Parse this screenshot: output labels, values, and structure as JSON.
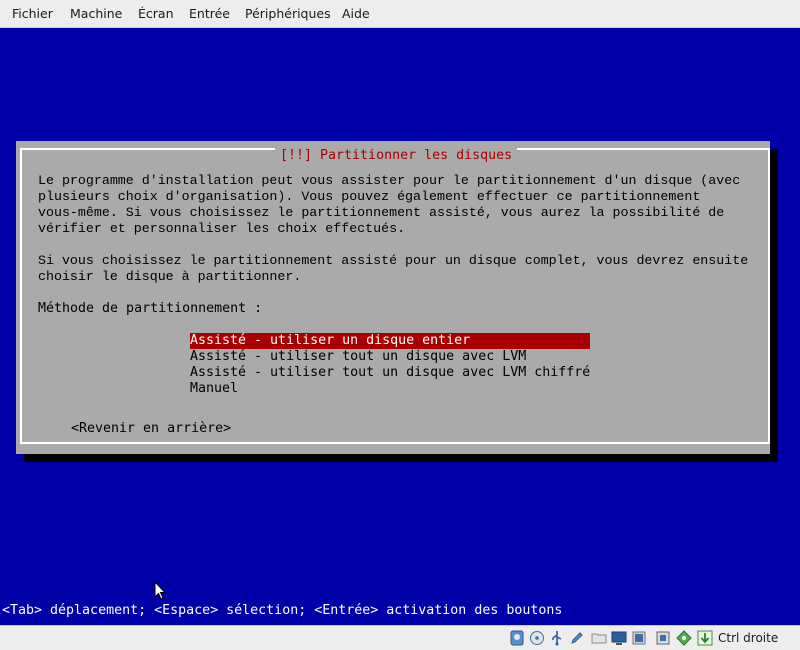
{
  "menubar": {
    "items": [
      "Fichier",
      "Machine",
      "Écran",
      "Entrée",
      "Périphériques",
      "Aide"
    ]
  },
  "dialog": {
    "title": "[!!] Partitionner les disques",
    "paragraph1": "Le programme d'installation peut vous assister pour le partitionnement d'un disque (avec\nplusieurs choix d'organisation). Vous pouvez également effectuer ce partitionnement\nvous-même. Si vous choisissez le partitionnement assisté, vous aurez la possibilité de\nvérifier et personnaliser les choix effectués.",
    "paragraph2": "Si vous choisissez le partitionnement assisté pour un disque complet, vous devrez ensuite\nchoisir le disque à partitionner.",
    "method_label": "Méthode de partitionnement :",
    "options": [
      "Assisté - utiliser un disque entier",
      "Assisté - utiliser tout un disque avec LVM",
      "Assisté - utiliser tout un disque avec LVM chiffré",
      "Manuel"
    ],
    "selected_index": 0,
    "back_button": "<Revenir en arrière>"
  },
  "help_line": "<Tab> déplacement; <Espace> sélection; <Entrée> activation des boutons",
  "statusbar": {
    "icons": [
      "hard-disk-icon",
      "optical-drive-icon",
      "usb-icon",
      "pencil-icon",
      "shared-folder-icon",
      "display-icon",
      "video-capture-icon",
      "network-icon",
      "cpu-icon",
      "mouse-integration-icon",
      "arrow-down-icon"
    ],
    "host_key": "Ctrl droite"
  },
  "colors": {
    "screen_bg": "#0000a8",
    "dialog_bg": "#aaaaaa",
    "title_red": "#a80000",
    "selection_bg": "#a80000"
  }
}
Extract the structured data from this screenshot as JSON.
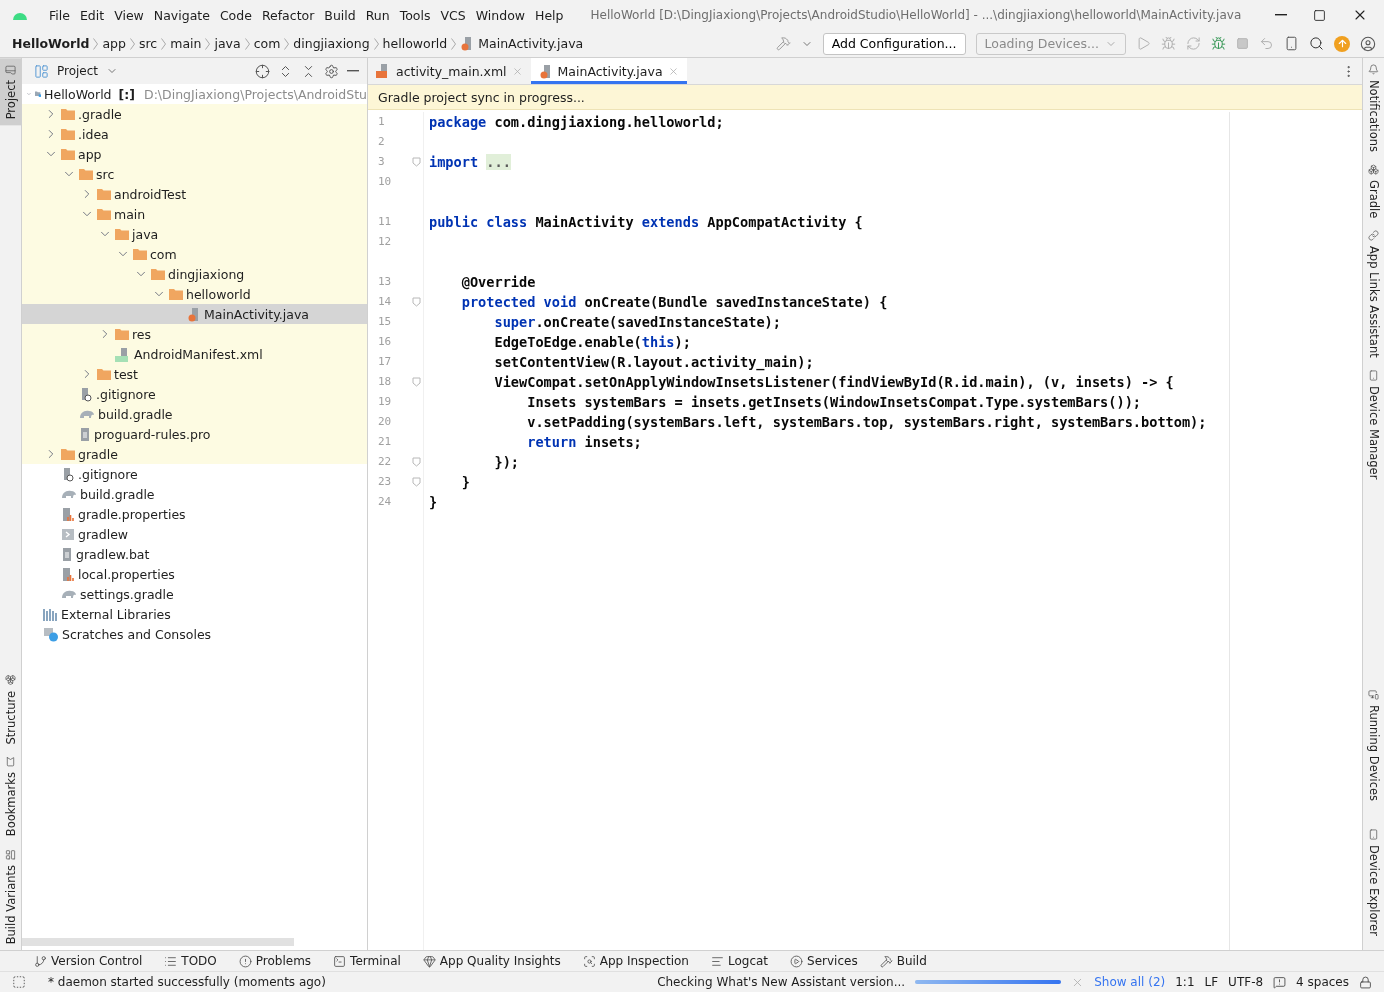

*What the task asks*: Select and copy every line of the material that holds the string "this".

*Reply to the task*:
Parse this screenshot: output labels, values, and structure as JSON.
Extract the structured data from this screenshot as JSON.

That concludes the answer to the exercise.